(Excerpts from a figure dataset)
▬▬▬▬▬▬▬▬▬▬
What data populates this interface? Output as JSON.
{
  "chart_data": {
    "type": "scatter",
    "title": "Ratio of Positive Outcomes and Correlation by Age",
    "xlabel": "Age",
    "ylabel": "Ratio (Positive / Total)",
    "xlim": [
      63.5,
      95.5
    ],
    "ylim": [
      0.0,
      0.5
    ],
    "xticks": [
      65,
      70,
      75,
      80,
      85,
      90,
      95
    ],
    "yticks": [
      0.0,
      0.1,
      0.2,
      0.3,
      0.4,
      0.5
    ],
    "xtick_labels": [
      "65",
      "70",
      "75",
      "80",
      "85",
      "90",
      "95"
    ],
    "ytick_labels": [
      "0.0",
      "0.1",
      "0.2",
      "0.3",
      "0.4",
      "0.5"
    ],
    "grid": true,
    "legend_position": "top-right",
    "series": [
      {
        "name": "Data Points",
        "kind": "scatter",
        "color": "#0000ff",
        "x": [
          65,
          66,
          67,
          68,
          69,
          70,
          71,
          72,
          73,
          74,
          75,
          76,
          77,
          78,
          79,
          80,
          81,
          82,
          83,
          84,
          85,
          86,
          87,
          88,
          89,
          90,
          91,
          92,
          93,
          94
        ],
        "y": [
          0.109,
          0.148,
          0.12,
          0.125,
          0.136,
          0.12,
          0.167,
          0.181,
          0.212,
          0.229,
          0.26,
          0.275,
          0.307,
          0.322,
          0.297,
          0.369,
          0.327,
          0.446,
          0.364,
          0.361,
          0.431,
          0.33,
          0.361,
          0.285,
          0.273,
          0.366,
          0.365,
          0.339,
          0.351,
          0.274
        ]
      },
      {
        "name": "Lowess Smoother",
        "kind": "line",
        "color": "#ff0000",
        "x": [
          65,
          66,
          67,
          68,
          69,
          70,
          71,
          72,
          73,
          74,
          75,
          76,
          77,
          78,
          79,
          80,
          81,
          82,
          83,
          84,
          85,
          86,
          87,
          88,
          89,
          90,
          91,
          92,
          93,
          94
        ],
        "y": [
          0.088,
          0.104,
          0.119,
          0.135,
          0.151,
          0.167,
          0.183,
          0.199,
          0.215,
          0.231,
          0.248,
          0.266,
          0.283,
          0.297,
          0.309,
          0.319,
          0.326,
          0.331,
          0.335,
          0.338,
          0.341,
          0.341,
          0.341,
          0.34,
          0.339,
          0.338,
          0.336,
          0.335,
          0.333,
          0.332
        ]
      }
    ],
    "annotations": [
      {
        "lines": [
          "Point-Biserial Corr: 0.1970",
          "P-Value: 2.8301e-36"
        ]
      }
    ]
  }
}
▬▬▬▬▬▬▬▬▬▬
PROMPT: All of the entries above need to be reproduced exactly.

FINAL ANSWER:
What data populates this interface? Output as JSON.
{
  "chart_data": {
    "type": "scatter",
    "title": "Ratio of Positive Outcomes and Correlation by Age",
    "xlabel": "Age",
    "ylabel": "Ratio (Positive / Total)",
    "xlim": [
      63.5,
      95.5
    ],
    "ylim": [
      0.0,
      0.5
    ],
    "xticks": [
      65,
      70,
      75,
      80,
      85,
      90,
      95
    ],
    "yticks": [
      0.0,
      0.1,
      0.2,
      0.3,
      0.4,
      0.5
    ],
    "xtick_labels": [
      "65",
      "70",
      "75",
      "80",
      "85",
      "90",
      "95"
    ],
    "ytick_labels": [
      "0.0",
      "0.1",
      "0.2",
      "0.3",
      "0.4",
      "0.5"
    ],
    "grid": true,
    "legend_position": "top-right",
    "series": [
      {
        "name": "Data Points",
        "kind": "scatter",
        "color": "#0000ff",
        "x": [
          65,
          66,
          67,
          68,
          69,
          70,
          71,
          72,
          73,
          74,
          75,
          76,
          77,
          78,
          79,
          80,
          81,
          82,
          83,
          84,
          85,
          86,
          87,
          88,
          89,
          90,
          91,
          92,
          93,
          94
        ],
        "y": [
          0.109,
          0.148,
          0.12,
          0.125,
          0.136,
          0.12,
          0.167,
          0.181,
          0.212,
          0.229,
          0.26,
          0.275,
          0.307,
          0.322,
          0.297,
          0.369,
          0.327,
          0.446,
          0.364,
          0.361,
          0.431,
          0.33,
          0.361,
          0.285,
          0.273,
          0.366,
          0.365,
          0.339,
          0.351,
          0.274
        ]
      },
      {
        "name": "Lowess Smoother",
        "kind": "line",
        "color": "#ff0000",
        "x": [
          65,
          66,
          67,
          68,
          69,
          70,
          71,
          72,
          73,
          74,
          75,
          76,
          77,
          78,
          79,
          80,
          81,
          82,
          83,
          84,
          85,
          86,
          87,
          88,
          89,
          90,
          91,
          92,
          93,
          94
        ],
        "y": [
          0.088,
          0.104,
          0.119,
          0.135,
          0.151,
          0.167,
          0.183,
          0.199,
          0.215,
          0.231,
          0.248,
          0.266,
          0.283,
          0.297,
          0.309,
          0.319,
          0.326,
          0.331,
          0.335,
          0.338,
          0.341,
          0.341,
          0.341,
          0.34,
          0.339,
          0.338,
          0.336,
          0.335,
          0.333,
          0.332
        ]
      }
    ],
    "annotations": [
      {
        "lines": [
          "Point-Biserial Corr: 0.1970",
          "P-Value: 2.8301e-36"
        ]
      }
    ]
  }
}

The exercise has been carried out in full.